- [PROBLEM TO WORK ON]: In the following material, identify every line holding the string "window" and return it.

_ _ _

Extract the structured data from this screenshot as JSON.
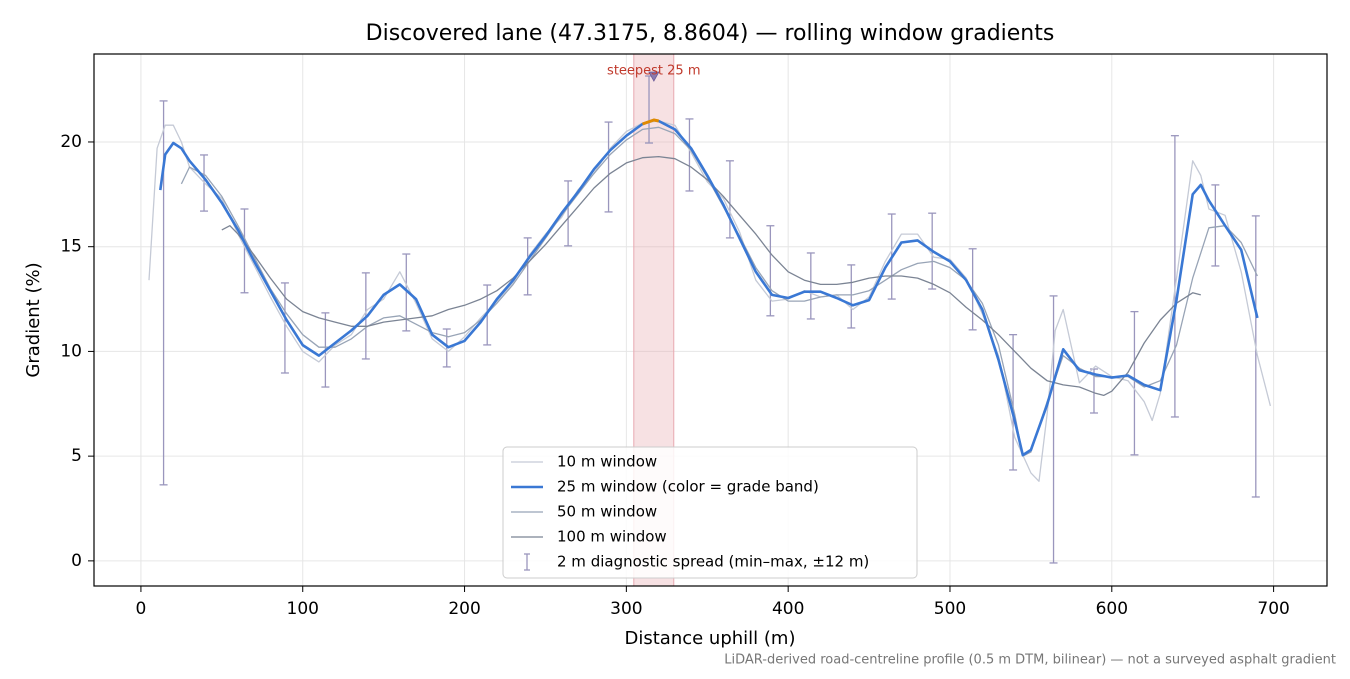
{
  "chart_data": {
    "type": "line",
    "title": "Discovered lane (47.3175, 8.8604) — rolling window gradients",
    "xlabel": "Distance uphill (m)",
    "ylabel": "Gradient (%)",
    "footnote": "LiDAR-derived road-centreline profile (0.5 m DTM, bilinear) — not a surveyed asphalt gradient",
    "xlim": [
      -29,
      733
    ],
    "ylim": [
      -1.2,
      24.2
    ],
    "xticks": [
      0,
      100,
      200,
      300,
      400,
      500,
      600,
      700
    ],
    "yticks": [
      0,
      5,
      10,
      15,
      20
    ],
    "grid": true,
    "legend": "lower center",
    "series": [
      {
        "name": "10 m window",
        "color": "#c5cad6",
        "width": 1.3,
        "x": [
          5,
          10,
          15,
          20,
          25,
          30,
          40,
          50,
          60,
          70,
          80,
          90,
          100,
          110,
          120,
          130,
          140,
          150,
          160,
          170,
          180,
          190,
          200,
          210,
          220,
          230,
          240,
          250,
          260,
          270,
          280,
          290,
          300,
          310,
          320,
          330,
          340,
          350,
          360,
          370,
          380,
          390,
          400,
          410,
          420,
          430,
          440,
          450,
          460,
          470,
          480,
          490,
          500,
          510,
          520,
          530,
          540,
          550,
          555,
          560,
          565,
          570,
          580,
          590,
          600,
          610,
          620,
          625,
          630,
          640,
          650,
          655,
          660,
          670,
          680,
          690,
          698
        ],
        "values": [
          13.4,
          19.7,
          20.8,
          20.8,
          20.0,
          18.8,
          18.0,
          17.3,
          15.6,
          14.1,
          12.6,
          11.2,
          10.0,
          9.5,
          10.3,
          10.8,
          12.0,
          12.5,
          13.8,
          12.3,
          10.6,
          10.0,
          10.7,
          11.6,
          12.4,
          13.3,
          14.6,
          15.6,
          16.4,
          17.7,
          18.5,
          19.7,
          20.5,
          20.9,
          21.0,
          20.8,
          19.5,
          18.1,
          17.3,
          15.7,
          13.4,
          12.4,
          12.5,
          12.9,
          12.6,
          12.7,
          12.0,
          12.6,
          14.3,
          15.6,
          15.6,
          14.5,
          14.4,
          13.5,
          11.8,
          9.8,
          5.9,
          4.2,
          3.8,
          7.0,
          11.0,
          12.0,
          8.5,
          9.3,
          8.8,
          8.6,
          7.6,
          6.7,
          8.0,
          13.5,
          19.1,
          18.4,
          16.8,
          16.5,
          13.8,
          9.8,
          7.4
        ]
      },
      {
        "name": "25 m window (color = grade band)",
        "color": "#3a78d4",
        "width": 2.6,
        "x": [
          12,
          15,
          20,
          25,
          30,
          40,
          50,
          60,
          70,
          80,
          90,
          100,
          110,
          120,
          130,
          140,
          150,
          160,
          170,
          180,
          190,
          200,
          210,
          220,
          230,
          240,
          250,
          260,
          270,
          280,
          290,
          300,
          310,
          317,
          320,
          330,
          340,
          350,
          360,
          370,
          380,
          390,
          400,
          410,
          420,
          430,
          440,
          450,
          460,
          470,
          480,
          490,
          500,
          510,
          520,
          530,
          540,
          545,
          550,
          560,
          570,
          580,
          590,
          600,
          610,
          620,
          630,
          640,
          650,
          655,
          660,
          670,
          680,
          690
        ],
        "values": [
          17.7,
          19.4,
          19.95,
          19.7,
          19.1,
          18.2,
          17.1,
          15.8,
          14.3,
          12.9,
          11.5,
          10.3,
          9.8,
          10.4,
          11.0,
          11.7,
          12.7,
          13.2,
          12.5,
          10.8,
          10.2,
          10.5,
          11.4,
          12.5,
          13.4,
          14.5,
          15.5,
          16.6,
          17.6,
          18.7,
          19.6,
          20.3,
          20.86,
          21.05,
          21.0,
          20.6,
          19.7,
          18.4,
          17.0,
          15.4,
          13.8,
          12.7,
          12.55,
          12.85,
          12.85,
          12.55,
          12.2,
          12.45,
          14.0,
          15.2,
          15.3,
          14.75,
          14.3,
          13.4,
          12.0,
          9.6,
          6.7,
          5.05,
          5.3,
          7.45,
          10.1,
          9.1,
          8.9,
          8.75,
          8.85,
          8.4,
          8.15,
          12.45,
          17.5,
          17.95,
          17.2,
          16.0,
          14.85,
          11.6
        ]
      },
      {
        "name": "50 m window",
        "color": "#98a4b6",
        "width": 1.3,
        "x": [
          25,
          30,
          40,
          50,
          60,
          70,
          80,
          90,
          100,
          110,
          120,
          130,
          140,
          150,
          160,
          170,
          180,
          190,
          200,
          210,
          220,
          230,
          240,
          250,
          260,
          270,
          280,
          290,
          300,
          310,
          320,
          330,
          340,
          350,
          360,
          370,
          380,
          390,
          400,
          410,
          420,
          430,
          440,
          450,
          460,
          470,
          480,
          490,
          500,
          510,
          520,
          530,
          540,
          545,
          550,
          560,
          570,
          580,
          590,
          600,
          610,
          620,
          630,
          640,
          650,
          660,
          670,
          680,
          690
        ],
        "values": [
          18.0,
          18.8,
          18.4,
          17.4,
          16.0,
          14.5,
          13.0,
          11.8,
          10.8,
          10.2,
          10.2,
          10.6,
          11.2,
          11.6,
          11.7,
          11.3,
          10.9,
          10.7,
          10.9,
          11.5,
          12.3,
          13.2,
          14.3,
          15.4,
          16.5,
          17.5,
          18.5,
          19.4,
          20.1,
          20.6,
          20.7,
          20.4,
          19.6,
          18.3,
          16.9,
          15.5,
          14.0,
          12.9,
          12.4,
          12.4,
          12.6,
          12.7,
          12.7,
          12.9,
          13.4,
          13.9,
          14.2,
          14.3,
          14.0,
          13.4,
          12.3,
          10.3,
          7.0,
          5.0,
          5.2,
          7.6,
          9.8,
          9.2,
          8.8,
          8.8,
          8.8,
          8.3,
          8.6,
          10.3,
          13.5,
          15.9,
          16.0,
          15.2,
          13.6
        ]
      },
      {
        "name": "100 m window",
        "color": "#7b8494",
        "width": 1.3,
        "x": [
          50,
          55,
          60,
          70,
          80,
          90,
          100,
          110,
          120,
          130,
          140,
          150,
          160,
          170,
          180,
          190,
          200,
          210,
          220,
          230,
          240,
          250,
          260,
          270,
          280,
          290,
          300,
          310,
          320,
          330,
          340,
          350,
          360,
          370,
          380,
          390,
          400,
          410,
          420,
          430,
          440,
          450,
          460,
          470,
          480,
          490,
          500,
          510,
          520,
          530,
          540,
          550,
          560,
          570,
          580,
          590,
          595,
          600,
          610,
          620,
          630,
          640,
          650,
          655
        ],
        "values": [
          15.8,
          16.0,
          15.6,
          14.6,
          13.5,
          12.5,
          11.9,
          11.6,
          11.4,
          11.2,
          11.2,
          11.4,
          11.5,
          11.6,
          11.7,
          12.0,
          12.2,
          12.5,
          12.9,
          13.5,
          14.3,
          15.1,
          16.0,
          16.9,
          17.8,
          18.5,
          19.0,
          19.25,
          19.3,
          19.2,
          18.8,
          18.2,
          17.4,
          16.5,
          15.6,
          14.6,
          13.8,
          13.4,
          13.2,
          13.2,
          13.3,
          13.5,
          13.6,
          13.6,
          13.5,
          13.2,
          12.8,
          12.1,
          11.5,
          10.8,
          10.0,
          9.2,
          8.6,
          8.4,
          8.3,
          8.0,
          7.9,
          8.1,
          9.0,
          10.4,
          11.5,
          12.3,
          12.8,
          12.7
        ]
      }
    ],
    "errorbars": {
      "name": "2 m diagnostic spread (min–max, ±12 m)",
      "color": "#9a96bd",
      "x": [
        14,
        39,
        64,
        89,
        114,
        139,
        164,
        189,
        214,
        239,
        264,
        289,
        314,
        339,
        364,
        389,
        414,
        439,
        464,
        489,
        514,
        539,
        564,
        589,
        614,
        639,
        664,
        689
      ],
      "low": [
        3.63,
        16.7,
        12.8,
        8.97,
        8.3,
        9.64,
        10.98,
        9.26,
        10.31,
        12.7,
        15.04,
        16.66,
        19.95,
        17.66,
        15.42,
        11.7,
        11.55,
        11.12,
        12.5,
        12.98,
        11.03,
        4.34,
        -0.1,
        7.06,
        5.06,
        6.87,
        14.08,
        3.05
      ],
      "high": [
        21.96,
        19.38,
        16.8,
        13.27,
        11.84,
        13.75,
        14.65,
        11.07,
        13.17,
        15.42,
        18.14,
        20.95,
        23.15,
        21.1,
        19.1,
        16.0,
        14.7,
        14.13,
        16.56,
        16.6,
        14.9,
        10.8,
        12.65,
        9.16,
        11.9,
        20.3,
        17.95,
        16.47
      ]
    },
    "steepest": {
      "label": "steepest 25 m",
      "xrange": [
        304.6,
        329.3
      ],
      "marker_x": 317,
      "marker_y": 23.1,
      "band_color": "#e8a8b0",
      "text_color": "#c0392b",
      "line_color": "#e08a00"
    }
  }
}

_ _ _

- [COMPLETED EXERCISE]:
    "title": "Discovered lane (47.3175, 8.8604) — rolling window gradients",
        "name": "10 m window",
        "name": "25 m window (color = grade band)",
        "name": "50 m window",
        "name": "100 m window",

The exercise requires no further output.